[Extracted data entries]
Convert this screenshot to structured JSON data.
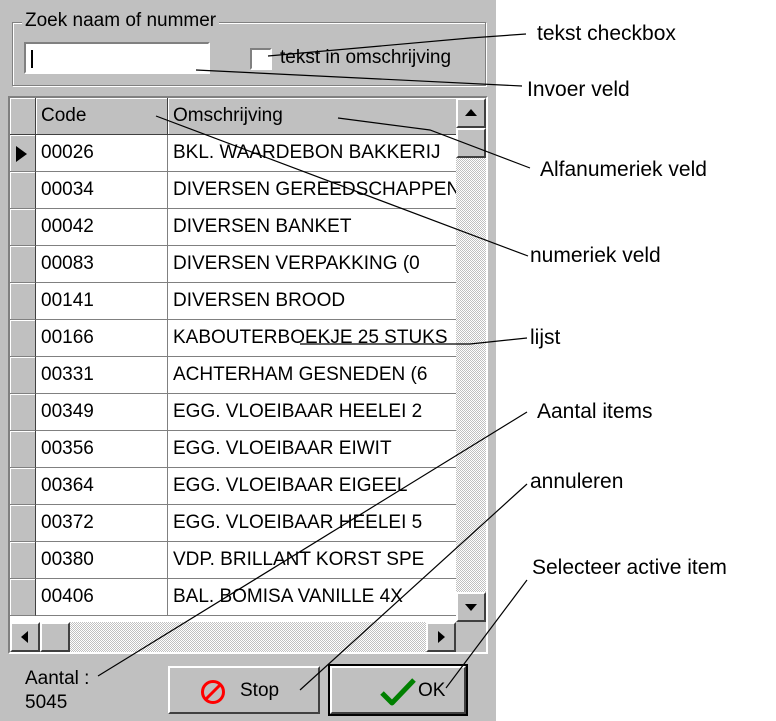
{
  "search": {
    "group_title": "Zoek naam of nummer",
    "input_value": "",
    "checkbox_label": "tekst in omschrijving",
    "checkbox_checked": false
  },
  "grid": {
    "columns": [
      "Code",
      "Omschrijving"
    ],
    "rows": [
      {
        "code": "00026",
        "desc": "BKL. WAARDEBON BAKKERIJ"
      },
      {
        "code": "00034",
        "desc": "DIVERSEN GEREEDSCHAPPEN"
      },
      {
        "code": "00042",
        "desc": "DIVERSEN BANKET"
      },
      {
        "code": "00083",
        "desc": "DIVERSEN VERPAKKING (0"
      },
      {
        "code": "00141",
        "desc": "DIVERSEN BROOD"
      },
      {
        "code": "00166",
        "desc": "KABOUTERBOEKJE 25 STUKS"
      },
      {
        "code": "00331",
        "desc": "ACHTERHAM GESNEDEN (6"
      },
      {
        "code": "00349",
        "desc": "EGG. VLOEIBAAR HEELEI 2"
      },
      {
        "code": "00356",
        "desc": "EGG. VLOEIBAAR EIWIT"
      },
      {
        "code": "00364",
        "desc": "EGG. VLOEIBAAR EIGEEL"
      },
      {
        "code": "00372",
        "desc": "EGG. VLOEIBAAR HEELEI 5"
      },
      {
        "code": "00380",
        "desc": "VDP. BRILLANT KORST SPE"
      },
      {
        "code": "00406",
        "desc": "BAL. BOMISA VANILLE   4X"
      }
    ],
    "active_row": 0
  },
  "footer": {
    "count_label": "Aantal :",
    "count_value": "5045",
    "stop_label": "Stop",
    "ok_label": "OK"
  },
  "annotations": {
    "checkbox": "tekst checkbox",
    "input": "Invoer veld",
    "alfa": "Alfanumeriek veld",
    "numeric": "numeriek veld",
    "list": "lijst",
    "count": "Aantal items",
    "cancel": "annuleren",
    "select": "Selecteer active item"
  },
  "colors": {
    "face": "#c0c0c0",
    "stop_red": "#ff0000",
    "ok_green": "#008000"
  },
  "icons": {
    "stop": "no-entry-icon",
    "ok": "checkmark-icon"
  }
}
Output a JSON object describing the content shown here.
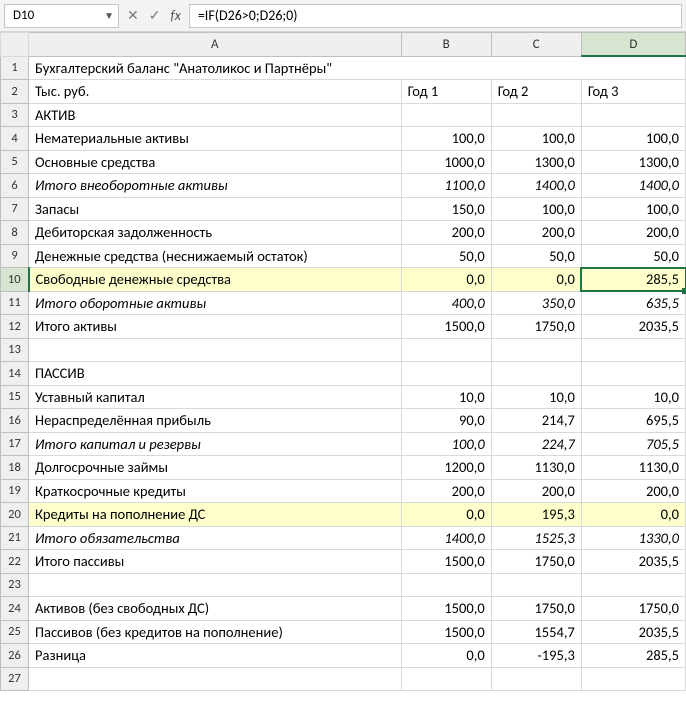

▶ _Problem_
Show all lines from the records above where the word "tekst" occurs.

▶ _Answer_
    "checkbox_label": "tekst in omschrijving",
    "checkbox": "tekst checkbox",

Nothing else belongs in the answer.